Report how many lines in the listing below include the word "this". Write nothing besides the number.

-- Collected data entries --
—————

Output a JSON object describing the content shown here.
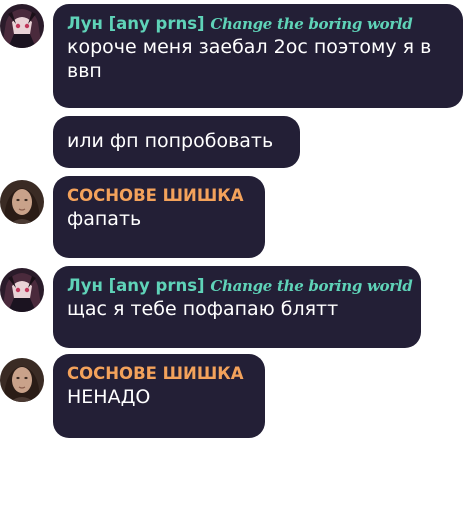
{
  "messages": [
    {
      "author": "Лун [any prns]",
      "author_tag": "Change the boring world",
      "lines": [
        "короче меня заебал 2ос поэтому я в",
        "ввп"
      ]
    },
    {
      "lines": [
        "или фп попробовать"
      ]
    },
    {
      "author": "СОСНОВЕ ШИШКА",
      "lines": [
        "фапать"
      ]
    },
    {
      "author": "Лун [any prns]",
      "author_tag": "Change the boring world",
      "lines": [
        "щас я тебе пофапаю блятт"
      ]
    },
    {
      "author": "СОСНОВЕ ШИШКА",
      "lines": [
        "НЕНАДО"
      ]
    }
  ],
  "colors": {
    "bubble_bg": "#231f36",
    "name_luna": "#5fd3b8",
    "name_shishka": "#f3a25b",
    "text": "#ffffff"
  },
  "icons": {
    "luna_avatar": "anime-avatar-icon",
    "shishka_avatar": "portrait-avatar-icon"
  }
}
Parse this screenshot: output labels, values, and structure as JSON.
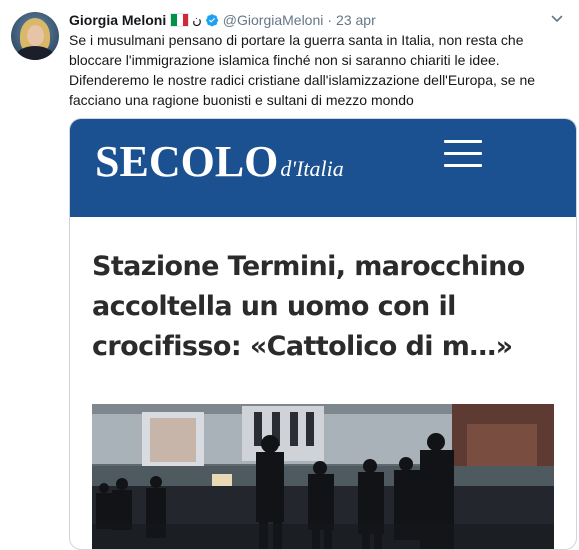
{
  "tweet": {
    "author_name": "Giorgia Meloni",
    "flag_icon": "italy-flag-icon",
    "flag_colors": [
      "#009246",
      "#ffffff",
      "#ce2b37"
    ],
    "name_symbol": "ن",
    "verified_icon": "verified-badge-icon",
    "verified_color": "#1da1f2",
    "handle": "@GiorgiaMeloni",
    "separator": "·",
    "time": "23 apr",
    "text": "Se i musulmani pensano di portare la guerra santa in Italia, non resta che bloccare l'immigrazione islamica finché non si saranno chiariti le idee. Difenderemo le nostre radici cristiane dall'islamizzazione dell'Europa, se ne facciano una ragione buonisti e sultani di mezzo mondo"
  },
  "card": {
    "site_logo_main": "SECOLO",
    "site_logo_sub": "d'Italia",
    "header_color": "#1b5091",
    "menu_icon": "hamburger-menu-icon",
    "article_title": "Stazione Termini, marocchino accoltella un uomo con il crocifisso: «Cattolico di m…»",
    "photo_icon": "station-police-photo"
  }
}
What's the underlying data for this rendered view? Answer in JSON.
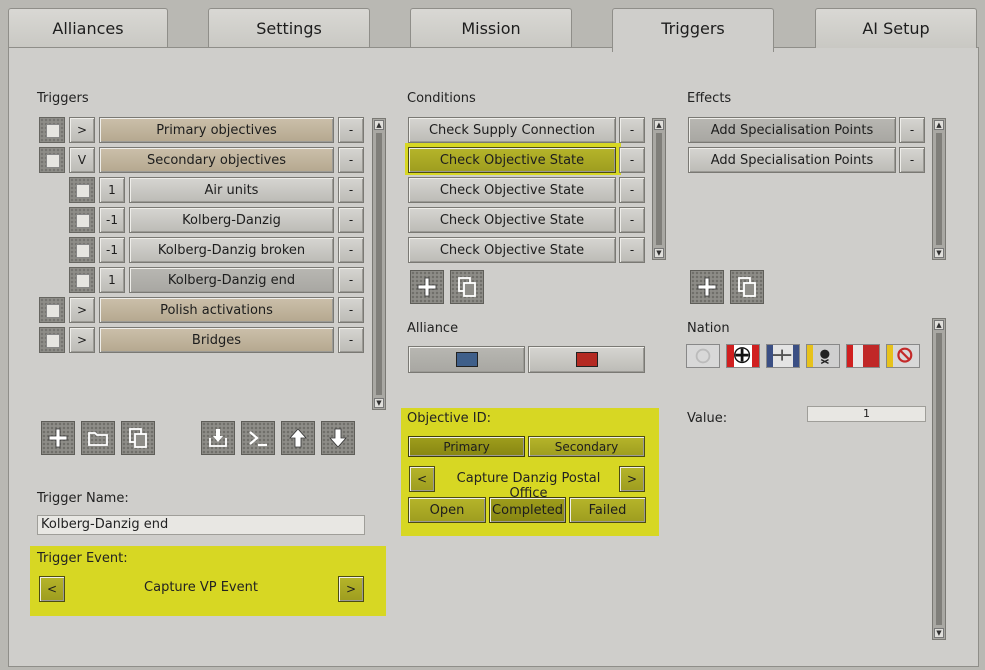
{
  "tabs": [
    "Alliances",
    "Settings",
    "Mission",
    "Triggers",
    "AI Setup"
  ],
  "triggers": {
    "label": "Triggers",
    "rows": [
      {
        "toggle": ">",
        "name": "Primary objectives",
        "minus": "-"
      },
      {
        "toggle": "V",
        "name": "Secondary objectives",
        "minus": "-"
      },
      {
        "toggle": "1",
        "name": "Air units",
        "minus": "-"
      },
      {
        "toggle": "-1",
        "name": "Kolberg-Danzig",
        "minus": "-"
      },
      {
        "toggle": "-1",
        "name": "Kolberg-Danzig broken",
        "minus": "-"
      },
      {
        "toggle": "1",
        "name": "Kolberg-Danzig end",
        "minus": "-"
      },
      {
        "toggle": ">",
        "name": "Polish activations",
        "minus": "-"
      },
      {
        "toggle": ">",
        "name": "Bridges",
        "minus": "-"
      }
    ],
    "name_label": "Trigger Name:",
    "name_value": "Kolberg-Danzig end",
    "event_label": "Trigger Event:",
    "event_value": "Capture VP Event",
    "prev": "<",
    "next": ">"
  },
  "conditions": {
    "label": "Conditions",
    "rows": [
      {
        "name": "Check Supply Connection",
        "minus": "-"
      },
      {
        "name": "Check Objective State",
        "minus": "-"
      },
      {
        "name": "Check Objective State",
        "minus": "-"
      },
      {
        "name": "Check Objective State",
        "minus": "-"
      },
      {
        "name": "Check Objective State",
        "minus": "-"
      }
    ],
    "alliance_label": "Alliance",
    "alliance_colors": [
      "#3f5f8a",
      "#b42a22"
    ],
    "objective_label": "Objective ID:",
    "primary": "Primary",
    "secondary": "Secondary",
    "objective_name": "Capture Danzig Postal Office",
    "prev": "<",
    "next": ">",
    "open": "Open",
    "completed": "Completed",
    "failed": "Failed"
  },
  "effects": {
    "label": "Effects",
    "rows": [
      {
        "name": "Add Specialisation Points",
        "minus": "-"
      },
      {
        "name": "Add Specialisation Points",
        "minus": "-"
      }
    ],
    "nation_label": "Nation",
    "value_label": "Value:",
    "value": "1"
  },
  "colors": {
    "highlight": "#d7d723",
    "olive": "#a8a724",
    "panel": "#cfcecb"
  }
}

—————

-- Correct output --
2